> **TASK TO CARRY OUT**
What you return should match every record exactly, with the images removed.

__________________________________________________

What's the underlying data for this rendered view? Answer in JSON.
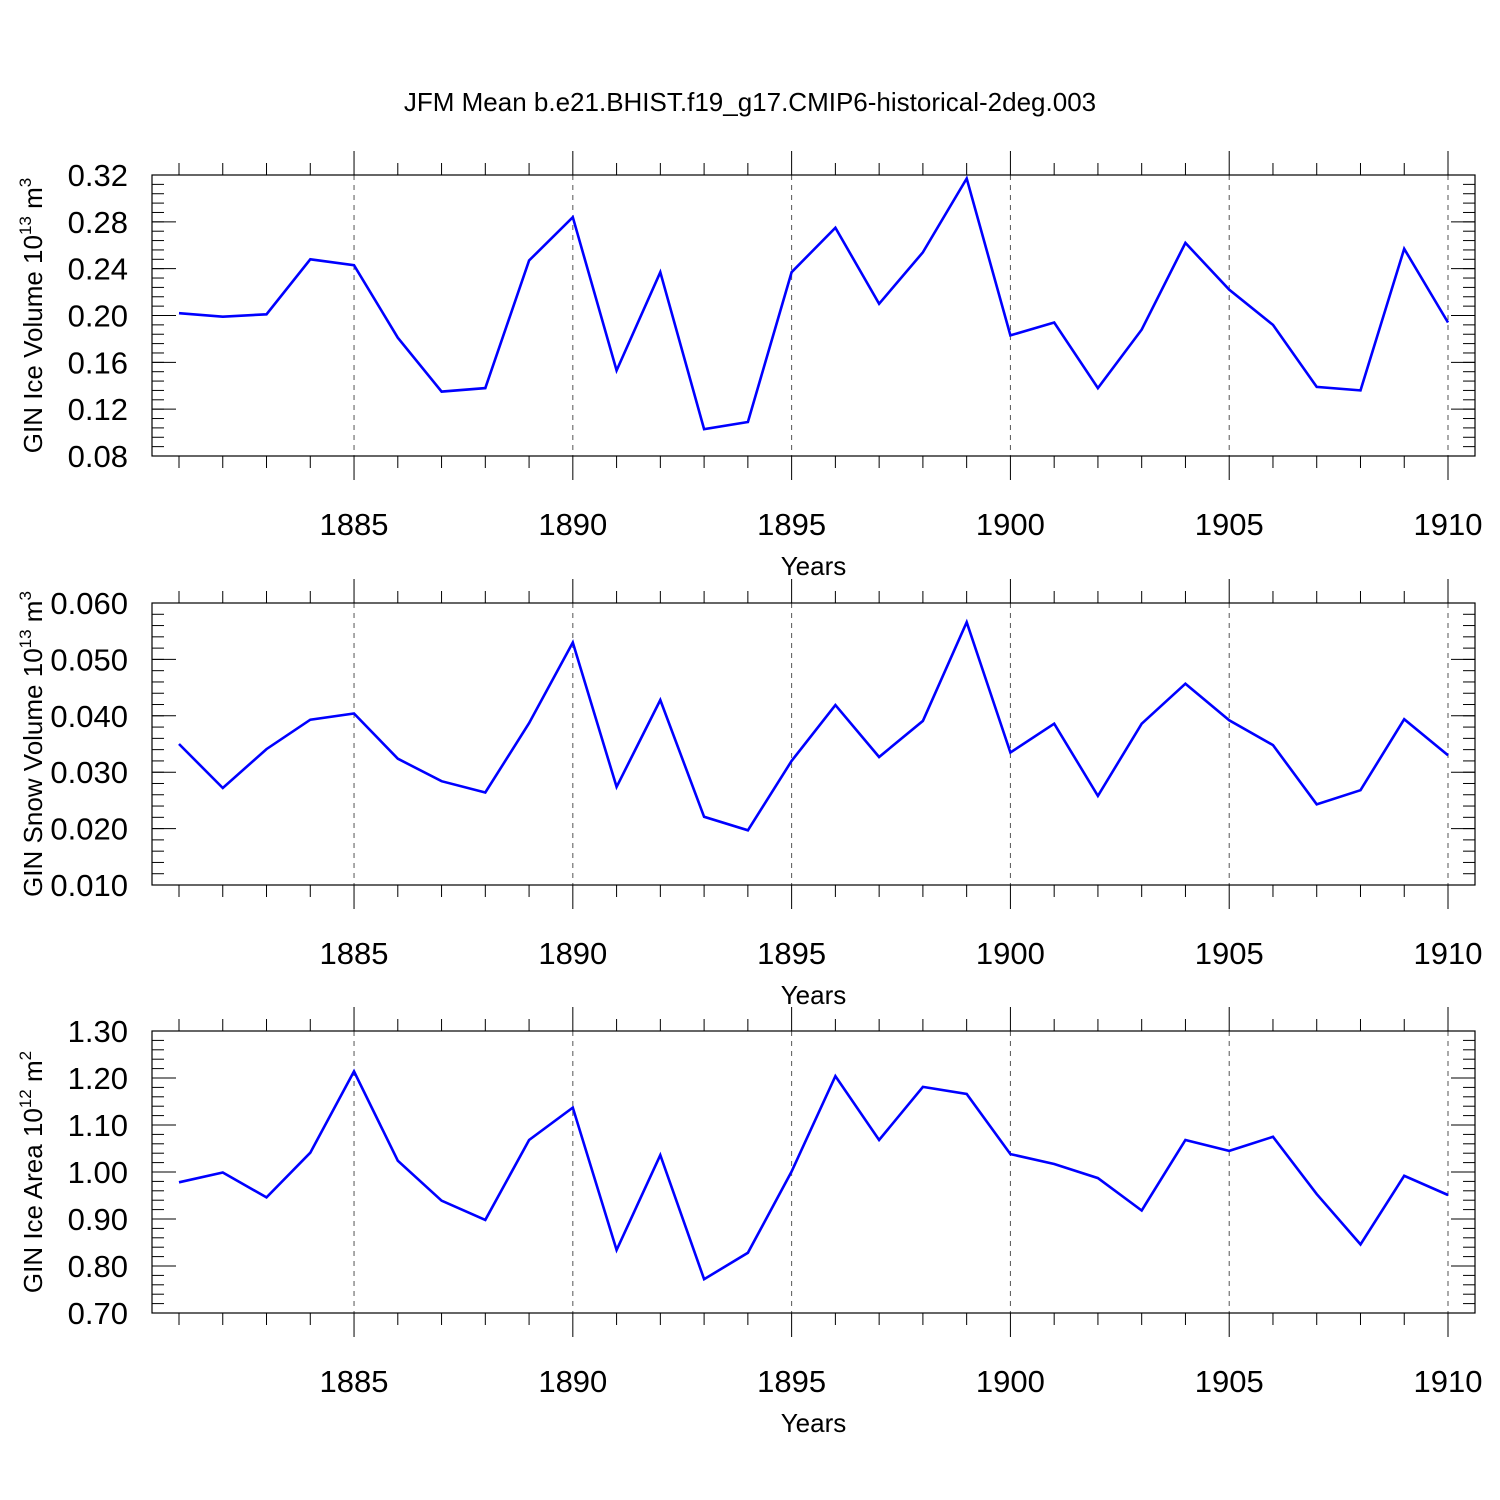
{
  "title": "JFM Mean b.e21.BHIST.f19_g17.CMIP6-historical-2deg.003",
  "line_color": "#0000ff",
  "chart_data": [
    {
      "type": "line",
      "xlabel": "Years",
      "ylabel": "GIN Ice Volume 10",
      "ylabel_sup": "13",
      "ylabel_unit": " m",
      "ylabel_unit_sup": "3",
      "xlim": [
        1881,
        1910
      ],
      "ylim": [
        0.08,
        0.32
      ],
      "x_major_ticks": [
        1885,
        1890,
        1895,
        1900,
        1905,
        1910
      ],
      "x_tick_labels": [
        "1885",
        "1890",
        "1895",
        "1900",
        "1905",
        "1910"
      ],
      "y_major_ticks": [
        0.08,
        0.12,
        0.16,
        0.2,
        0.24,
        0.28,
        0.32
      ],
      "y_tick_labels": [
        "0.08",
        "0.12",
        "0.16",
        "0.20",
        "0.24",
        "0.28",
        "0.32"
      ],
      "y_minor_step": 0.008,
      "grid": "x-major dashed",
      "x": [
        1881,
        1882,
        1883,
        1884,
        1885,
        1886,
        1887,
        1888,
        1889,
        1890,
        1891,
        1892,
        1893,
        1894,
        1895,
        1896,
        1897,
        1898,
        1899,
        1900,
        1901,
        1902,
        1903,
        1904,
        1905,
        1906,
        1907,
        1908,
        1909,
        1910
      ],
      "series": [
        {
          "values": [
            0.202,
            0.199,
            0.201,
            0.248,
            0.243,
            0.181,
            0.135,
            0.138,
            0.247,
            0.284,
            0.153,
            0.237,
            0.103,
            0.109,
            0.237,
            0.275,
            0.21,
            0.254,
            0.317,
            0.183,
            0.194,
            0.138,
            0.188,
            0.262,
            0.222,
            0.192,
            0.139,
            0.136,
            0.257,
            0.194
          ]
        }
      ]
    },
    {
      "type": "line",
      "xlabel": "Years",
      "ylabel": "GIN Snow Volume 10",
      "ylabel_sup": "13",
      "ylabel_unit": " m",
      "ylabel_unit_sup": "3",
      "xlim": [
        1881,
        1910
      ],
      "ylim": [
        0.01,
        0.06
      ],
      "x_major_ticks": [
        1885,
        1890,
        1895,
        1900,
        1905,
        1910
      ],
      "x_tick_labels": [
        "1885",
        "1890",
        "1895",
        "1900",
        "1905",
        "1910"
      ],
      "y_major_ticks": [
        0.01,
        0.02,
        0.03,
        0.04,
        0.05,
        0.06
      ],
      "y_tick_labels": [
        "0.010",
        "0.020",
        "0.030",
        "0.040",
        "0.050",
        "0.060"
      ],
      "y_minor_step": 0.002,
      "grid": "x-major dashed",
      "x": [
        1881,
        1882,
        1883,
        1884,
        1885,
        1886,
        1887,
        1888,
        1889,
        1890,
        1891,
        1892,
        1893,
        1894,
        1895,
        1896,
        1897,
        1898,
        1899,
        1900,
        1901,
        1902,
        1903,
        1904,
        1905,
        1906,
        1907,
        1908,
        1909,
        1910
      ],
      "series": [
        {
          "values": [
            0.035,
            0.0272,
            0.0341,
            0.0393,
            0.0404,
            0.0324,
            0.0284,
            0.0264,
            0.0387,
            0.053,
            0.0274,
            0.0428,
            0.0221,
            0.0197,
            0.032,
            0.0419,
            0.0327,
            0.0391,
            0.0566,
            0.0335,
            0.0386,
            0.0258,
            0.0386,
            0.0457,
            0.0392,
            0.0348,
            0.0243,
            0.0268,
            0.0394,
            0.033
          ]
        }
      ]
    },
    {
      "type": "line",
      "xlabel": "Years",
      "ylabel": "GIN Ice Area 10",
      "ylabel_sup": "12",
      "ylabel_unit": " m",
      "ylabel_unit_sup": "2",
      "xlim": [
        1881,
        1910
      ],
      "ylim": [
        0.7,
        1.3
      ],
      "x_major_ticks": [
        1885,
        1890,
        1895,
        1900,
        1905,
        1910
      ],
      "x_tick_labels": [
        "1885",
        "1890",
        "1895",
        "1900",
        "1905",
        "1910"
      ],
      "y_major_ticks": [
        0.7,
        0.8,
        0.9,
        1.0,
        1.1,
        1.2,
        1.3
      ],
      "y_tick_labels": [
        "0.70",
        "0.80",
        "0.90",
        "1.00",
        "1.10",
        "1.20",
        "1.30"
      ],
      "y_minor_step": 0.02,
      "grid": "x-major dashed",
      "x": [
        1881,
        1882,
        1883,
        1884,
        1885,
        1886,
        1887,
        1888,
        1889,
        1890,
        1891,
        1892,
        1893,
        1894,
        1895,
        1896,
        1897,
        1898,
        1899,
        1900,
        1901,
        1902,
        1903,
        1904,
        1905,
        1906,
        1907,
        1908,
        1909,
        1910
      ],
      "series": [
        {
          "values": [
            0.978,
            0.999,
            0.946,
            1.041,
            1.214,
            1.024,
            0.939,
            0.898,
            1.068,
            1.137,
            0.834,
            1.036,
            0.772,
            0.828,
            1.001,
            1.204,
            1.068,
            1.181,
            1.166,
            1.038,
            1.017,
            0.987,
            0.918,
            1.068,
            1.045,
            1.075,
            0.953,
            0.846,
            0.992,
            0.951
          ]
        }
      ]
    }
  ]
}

__________________________________________________

> **THE COMPLETED TASK**
What's the underlying data for this rendered view? Answer in JSON.
{
  "title": "JFM Mean b.e21.BHIST.f19_g17.CMIP6-historical-2deg.003",
  "line_color": "#0000ff",
  "chart_data": [
    {
      "type": "line",
      "xlabel": "Years",
      "ylabel": "GIN Ice Volume 10",
      "ylabel_sup": "13",
      "ylabel_unit": " m",
      "ylabel_unit_sup": "3",
      "xlim": [
        1881,
        1910
      ],
      "ylim": [
        0.08,
        0.32
      ],
      "x_major_ticks": [
        1885,
        1890,
        1895,
        1900,
        1905,
        1910
      ],
      "x_tick_labels": [
        "1885",
        "1890",
        "1895",
        "1900",
        "1905",
        "1910"
      ],
      "y_major_ticks": [
        0.08,
        0.12,
        0.16,
        0.2,
        0.24,
        0.28,
        0.32
      ],
      "y_tick_labels": [
        "0.08",
        "0.12",
        "0.16",
        "0.20",
        "0.24",
        "0.28",
        "0.32"
      ],
      "y_minor_step": 0.008,
      "grid": "x-major dashed",
      "x": [
        1881,
        1882,
        1883,
        1884,
        1885,
        1886,
        1887,
        1888,
        1889,
        1890,
        1891,
        1892,
        1893,
        1894,
        1895,
        1896,
        1897,
        1898,
        1899,
        1900,
        1901,
        1902,
        1903,
        1904,
        1905,
        1906,
        1907,
        1908,
        1909,
        1910
      ],
      "series": [
        {
          "values": [
            0.202,
            0.199,
            0.201,
            0.248,
            0.243,
            0.181,
            0.135,
            0.138,
            0.247,
            0.284,
            0.153,
            0.237,
            0.103,
            0.109,
            0.237,
            0.275,
            0.21,
            0.254,
            0.317,
            0.183,
            0.194,
            0.138,
            0.188,
            0.262,
            0.222,
            0.192,
            0.139,
            0.136,
            0.257,
            0.194
          ]
        }
      ]
    },
    {
      "type": "line",
      "xlabel": "Years",
      "ylabel": "GIN Snow Volume 10",
      "ylabel_sup": "13",
      "ylabel_unit": " m",
      "ylabel_unit_sup": "3",
      "xlim": [
        1881,
        1910
      ],
      "ylim": [
        0.01,
        0.06
      ],
      "x_major_ticks": [
        1885,
        1890,
        1895,
        1900,
        1905,
        1910
      ],
      "x_tick_labels": [
        "1885",
        "1890",
        "1895",
        "1900",
        "1905",
        "1910"
      ],
      "y_major_ticks": [
        0.01,
        0.02,
        0.03,
        0.04,
        0.05,
        0.06
      ],
      "y_tick_labels": [
        "0.010",
        "0.020",
        "0.030",
        "0.040",
        "0.050",
        "0.060"
      ],
      "y_minor_step": 0.002,
      "grid": "x-major dashed",
      "x": [
        1881,
        1882,
        1883,
        1884,
        1885,
        1886,
        1887,
        1888,
        1889,
        1890,
        1891,
        1892,
        1893,
        1894,
        1895,
        1896,
        1897,
        1898,
        1899,
        1900,
        1901,
        1902,
        1903,
        1904,
        1905,
        1906,
        1907,
        1908,
        1909,
        1910
      ],
      "series": [
        {
          "values": [
            0.035,
            0.0272,
            0.0341,
            0.0393,
            0.0404,
            0.0324,
            0.0284,
            0.0264,
            0.0387,
            0.053,
            0.0274,
            0.0428,
            0.0221,
            0.0197,
            0.032,
            0.0419,
            0.0327,
            0.0391,
            0.0566,
            0.0335,
            0.0386,
            0.0258,
            0.0386,
            0.0457,
            0.0392,
            0.0348,
            0.0243,
            0.0268,
            0.0394,
            0.033
          ]
        }
      ]
    },
    {
      "type": "line",
      "xlabel": "Years",
      "ylabel": "GIN Ice Area 10",
      "ylabel_sup": "12",
      "ylabel_unit": " m",
      "ylabel_unit_sup": "2",
      "xlim": [
        1881,
        1910
      ],
      "ylim": [
        0.7,
        1.3
      ],
      "x_major_ticks": [
        1885,
        1890,
        1895,
        1900,
        1905,
        1910
      ],
      "x_tick_labels": [
        "1885",
        "1890",
        "1895",
        "1900",
        "1905",
        "1910"
      ],
      "y_major_ticks": [
        0.7,
        0.8,
        0.9,
        1.0,
        1.1,
        1.2,
        1.3
      ],
      "y_tick_labels": [
        "0.70",
        "0.80",
        "0.90",
        "1.00",
        "1.10",
        "1.20",
        "1.30"
      ],
      "y_minor_step": 0.02,
      "grid": "x-major dashed",
      "x": [
        1881,
        1882,
        1883,
        1884,
        1885,
        1886,
        1887,
        1888,
        1889,
        1890,
        1891,
        1892,
        1893,
        1894,
        1895,
        1896,
        1897,
        1898,
        1899,
        1900,
        1901,
        1902,
        1903,
        1904,
        1905,
        1906,
        1907,
        1908,
        1909,
        1910
      ],
      "series": [
        {
          "values": [
            0.978,
            0.999,
            0.946,
            1.041,
            1.214,
            1.024,
            0.939,
            0.898,
            1.068,
            1.137,
            0.834,
            1.036,
            0.772,
            0.828,
            1.001,
            1.204,
            1.068,
            1.181,
            1.166,
            1.038,
            1.017,
            0.987,
            0.918,
            1.068,
            1.045,
            1.075,
            0.953,
            0.846,
            0.992,
            0.951
          ]
        }
      ]
    }
  ]
}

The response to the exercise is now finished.